begin GIVEN ENTRIES

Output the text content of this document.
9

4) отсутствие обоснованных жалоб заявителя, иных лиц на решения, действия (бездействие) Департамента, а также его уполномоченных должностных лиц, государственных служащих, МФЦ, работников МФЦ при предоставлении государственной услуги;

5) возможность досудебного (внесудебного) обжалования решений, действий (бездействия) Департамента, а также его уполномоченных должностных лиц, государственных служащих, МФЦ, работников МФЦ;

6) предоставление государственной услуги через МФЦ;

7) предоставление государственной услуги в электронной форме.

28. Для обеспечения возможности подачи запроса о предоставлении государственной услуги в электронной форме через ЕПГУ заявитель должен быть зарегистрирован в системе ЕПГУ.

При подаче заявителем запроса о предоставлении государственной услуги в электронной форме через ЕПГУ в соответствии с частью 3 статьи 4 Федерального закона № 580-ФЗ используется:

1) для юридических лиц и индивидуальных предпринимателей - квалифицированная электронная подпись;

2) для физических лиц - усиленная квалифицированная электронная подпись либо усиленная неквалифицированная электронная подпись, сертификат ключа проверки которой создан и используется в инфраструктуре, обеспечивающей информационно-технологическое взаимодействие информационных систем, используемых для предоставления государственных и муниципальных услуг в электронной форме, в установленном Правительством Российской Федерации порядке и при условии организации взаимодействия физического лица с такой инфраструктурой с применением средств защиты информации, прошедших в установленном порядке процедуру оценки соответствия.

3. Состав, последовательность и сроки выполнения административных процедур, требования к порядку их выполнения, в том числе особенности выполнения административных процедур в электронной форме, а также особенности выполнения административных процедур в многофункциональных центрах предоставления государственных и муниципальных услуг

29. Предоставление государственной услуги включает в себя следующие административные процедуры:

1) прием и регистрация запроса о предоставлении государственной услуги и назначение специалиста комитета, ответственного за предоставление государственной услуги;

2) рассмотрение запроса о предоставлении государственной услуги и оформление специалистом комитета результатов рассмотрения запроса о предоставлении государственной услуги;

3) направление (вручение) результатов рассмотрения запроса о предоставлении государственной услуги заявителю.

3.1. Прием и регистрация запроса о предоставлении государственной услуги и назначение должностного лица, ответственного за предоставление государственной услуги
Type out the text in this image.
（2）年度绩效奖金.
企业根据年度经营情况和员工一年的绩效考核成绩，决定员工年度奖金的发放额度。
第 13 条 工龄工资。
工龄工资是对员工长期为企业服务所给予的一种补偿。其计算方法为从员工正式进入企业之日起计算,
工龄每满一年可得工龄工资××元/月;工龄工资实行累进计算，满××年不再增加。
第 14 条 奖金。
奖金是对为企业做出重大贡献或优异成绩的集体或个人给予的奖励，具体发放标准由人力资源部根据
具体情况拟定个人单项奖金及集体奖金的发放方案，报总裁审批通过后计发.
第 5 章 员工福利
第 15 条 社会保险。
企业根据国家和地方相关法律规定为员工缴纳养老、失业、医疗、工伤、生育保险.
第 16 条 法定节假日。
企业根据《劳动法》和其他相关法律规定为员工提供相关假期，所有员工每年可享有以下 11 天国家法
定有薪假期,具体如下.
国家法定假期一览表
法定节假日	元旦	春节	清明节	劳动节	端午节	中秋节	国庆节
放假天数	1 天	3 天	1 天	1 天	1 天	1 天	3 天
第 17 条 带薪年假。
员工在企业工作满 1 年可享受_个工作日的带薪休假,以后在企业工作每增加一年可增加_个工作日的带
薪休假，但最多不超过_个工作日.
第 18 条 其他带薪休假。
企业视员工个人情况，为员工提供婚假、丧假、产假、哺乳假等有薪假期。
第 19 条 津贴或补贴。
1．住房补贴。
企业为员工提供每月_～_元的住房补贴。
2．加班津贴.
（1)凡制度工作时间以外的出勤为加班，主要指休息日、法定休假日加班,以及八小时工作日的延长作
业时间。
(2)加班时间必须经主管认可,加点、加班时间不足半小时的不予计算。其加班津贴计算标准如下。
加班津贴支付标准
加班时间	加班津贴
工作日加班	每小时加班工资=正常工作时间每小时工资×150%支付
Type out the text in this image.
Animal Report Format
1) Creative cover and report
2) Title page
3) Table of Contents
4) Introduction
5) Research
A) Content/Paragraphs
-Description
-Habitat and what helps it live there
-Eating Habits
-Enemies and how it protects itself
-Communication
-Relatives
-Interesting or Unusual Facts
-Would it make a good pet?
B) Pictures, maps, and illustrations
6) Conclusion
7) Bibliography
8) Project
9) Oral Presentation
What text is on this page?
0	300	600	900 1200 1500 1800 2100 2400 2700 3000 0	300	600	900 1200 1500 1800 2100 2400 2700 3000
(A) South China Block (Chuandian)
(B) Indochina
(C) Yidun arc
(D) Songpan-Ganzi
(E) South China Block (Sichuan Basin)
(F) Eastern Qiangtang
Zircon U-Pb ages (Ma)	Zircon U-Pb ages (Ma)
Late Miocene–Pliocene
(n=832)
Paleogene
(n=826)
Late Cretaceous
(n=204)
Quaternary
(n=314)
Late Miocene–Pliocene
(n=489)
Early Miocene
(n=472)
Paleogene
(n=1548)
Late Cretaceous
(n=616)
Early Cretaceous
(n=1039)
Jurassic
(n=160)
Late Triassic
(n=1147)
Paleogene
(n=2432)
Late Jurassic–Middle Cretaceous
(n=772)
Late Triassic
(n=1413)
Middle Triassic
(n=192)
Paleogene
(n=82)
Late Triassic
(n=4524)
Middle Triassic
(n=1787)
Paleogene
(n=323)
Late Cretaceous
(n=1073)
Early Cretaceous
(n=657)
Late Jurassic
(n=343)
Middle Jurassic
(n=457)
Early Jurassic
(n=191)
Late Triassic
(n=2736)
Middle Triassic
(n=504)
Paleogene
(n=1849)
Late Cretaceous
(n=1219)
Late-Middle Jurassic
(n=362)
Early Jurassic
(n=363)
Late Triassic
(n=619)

end GIVEN ENTRIES

§ TASK DESCRIPTION: Output each entry precisely as given.

§ EXERCISE RESULT:
Output the text content of this document.
9

4) отсутствие обоснованных жалоб заявителя, иных лиц на решения, действия (бездействие) Департамента, а также его уполномоченных должностных лиц, государственных служащих, МФЦ, работников МФЦ при предоставлении государственной услуги;

5) возможность досудебного (внесудебного) обжалования решений, действий (бездействия) Департамента, а также его уполномоченных должностных лиц, государственных служащих, МФЦ, работников МФЦ;

6) предоставление государственной услуги через МФЦ;

7) предоставление государственной услуги в электронной форме.

28. Для обеспечения возможности подачи запроса о предоставлении государственной услуги в электронной форме через ЕПГУ заявитель должен быть зарегистрирован в системе ЕПГУ.

При подаче заявителем запроса о предоставлении государственной услуги в электронной форме через ЕПГУ в соответствии с частью 3 статьи 4 Федерального закона № 580-ФЗ используется:

1) для юридических лиц и индивидуальных предпринимателей - квалифицированная электронная подпись;

2) для физических лиц - усиленная квалифицированная электронная подпись либо усиленная неквалифицированная электронная подпись, сертификат ключа проверки которой создан и используется в инфраструктуре, обеспечивающей информационно-технологическое взаимодействие информационных систем, используемых для предоставления государственных и муниципальных услуг в электронной форме, в установленном Правительством Российской Федерации порядке и при условии организации взаимодействия физического лица с такой инфраструктурой с применением средств защиты информации, прошедших в установленном порядке процедуру оценки соответствия.

3. Состав, последовательность и сроки выполнения административных процедур, требования к порядку их выполнения, в том числе особенности выполнения административных процедур в электронной форме, а также особенности выполнения административных процедур в многофункциональных центрах предоставления государственных и муниципальных услуг

29. Предоставление государственной услуги включает в себя следующие административные процедуры:

1) прием и регистрация запроса о предоставлении государственной услуги и назначение специалиста комитета, ответственного за предоставление государственной услуги;

2) рассмотрение запроса о предоставлении государственной услуги и оформление специалистом комитета результатов рассмотрения запроса о предоставлении государственной услуги;

3) направление (вручение) результатов рассмотрения запроса о предоставлении государственной услуги заявителю.

3.1. Прием и регистрация запроса о предоставлении государственной услуги и назначение должностного лица, ответственного за предоставление государственной услуги
Type out the text in this image.
（2）年度绩效奖金.
企业根据年度经营情况和员工一年的绩效考核成绩，决定员工年度奖金的发放额度。
第 13 条 工龄工资。
工龄工资是对员工长期为企业服务所给予的一种补偿。其计算方法为从员工正式进入企业之日起计算,
工龄每满一年可得工龄工资××元/月;工龄工资实行累进计算，满××年不再增加。
第 14 条 奖金。
奖金是对为企业做出重大贡献或优异成绩的集体或个人给予的奖励，具体发放标准由人力资源部根据
具体情况拟定个人单项奖金及集体奖金的发放方案，报总裁审批通过后计发.
第 5 章 员工福利
第 15 条 社会保险。
企业根据国家和地方相关法律规定为员工缴纳养老、失业、医疗、工伤、生育保险.
第 16 条 法定节假日。
企业根据《劳动法》和其他相关法律规定为员工提供相关假期，所有员工每年可享有以下 11 天国家法
定有薪假期,具体如下.
国家法定假期一览表
法定节假日	元旦	春节	清明节	劳动节	端午节	中秋节	国庆节
放假天数	1 天	3 天	1 天	1 天	1 天	1 天	3 天
第 17 条 带薪年假。
员工在企业工作满 1 年可享受_个工作日的带薪休假,以后在企业工作每增加一年可增加_个工作日的带
薪休假，但最多不超过_个工作日.
第 18 条 其他带薪休假。
企业视员工个人情况，为员工提供婚假、丧假、产假、哺乳假等有薪假期。
第 19 条 津贴或补贴。
1．住房补贴。
企业为员工提供每月_～_元的住房补贴。
2．加班津贴.
（1)凡制度工作时间以外的出勤为加班，主要指休息日、法定休假日加班,以及八小时工作日的延长作
业时间。
(2)加班时间必须经主管认可,加点、加班时间不足半小时的不予计算。其加班津贴计算标准如下。
加班津贴支付标准
加班时间	加班津贴
工作日加班	每小时加班工资=正常工作时间每小时工资×150%支付
Type out the text in this image.
Animal Report Format
1) Creative cover and report
2) Title page
3) Table of Contents
4) Introduction
5) Research
A) Content/Paragraphs
-Description
-Habitat and what helps it live there
-Eating Habits
-Enemies and how it protects itself
-Communication
-Relatives
-Interesting or Unusual Facts
-Would it make a good pet?
B) Pictures, maps, and illustrations
6) Conclusion
7) Bibliography
8) Project
9) Oral Presentation
What text is on this page?
0	300	600	900 1200 1500 1800 2100 2400 2700 3000 0	300	600	900 1200 1500 1800 2100 2400 2700 3000
(A) South China Block (Chuandian)
(B) Indochina
(C) Yidun arc
(D) Songpan-Ganzi
(E) South China Block (Sichuan Basin)
(F) Eastern Qiangtang
Zircon U-Pb ages (Ma)	Zircon U-Pb ages (Ma)
Late Miocene–Pliocene
(n=832)
Paleogene
(n=826)
Late Cretaceous
(n=204)
Quaternary
(n=314)
Late Miocene–Pliocene
(n=489)
Early Miocene
(n=472)
Paleogene
(n=1548)
Late Cretaceous
(n=616)
Early Cretaceous
(n=1039)
Jurassic
(n=160)
Late Triassic
(n=1147)
Paleogene
(n=2432)
Late Jurassic–Middle Cretaceous
(n=772)
Late Triassic
(n=1413)
Middle Triassic
(n=192)
Paleogene
(n=82)
Late Triassic
(n=4524)
Middle Triassic
(n=1787)
Paleogene
(n=323)
Late Cretaceous
(n=1073)
Early Cretaceous
(n=657)
Late Jurassic
(n=343)
Middle Jurassic
(n=457)
Early Jurassic
(n=191)
Late Triassic
(n=2736)
Middle Triassic
(n=504)
Paleogene
(n=1849)
Late Cretaceous
(n=1219)
Late-Middle Jurassic
(n=362)
Early Jurassic
(n=363)
Late Triassic
(n=619)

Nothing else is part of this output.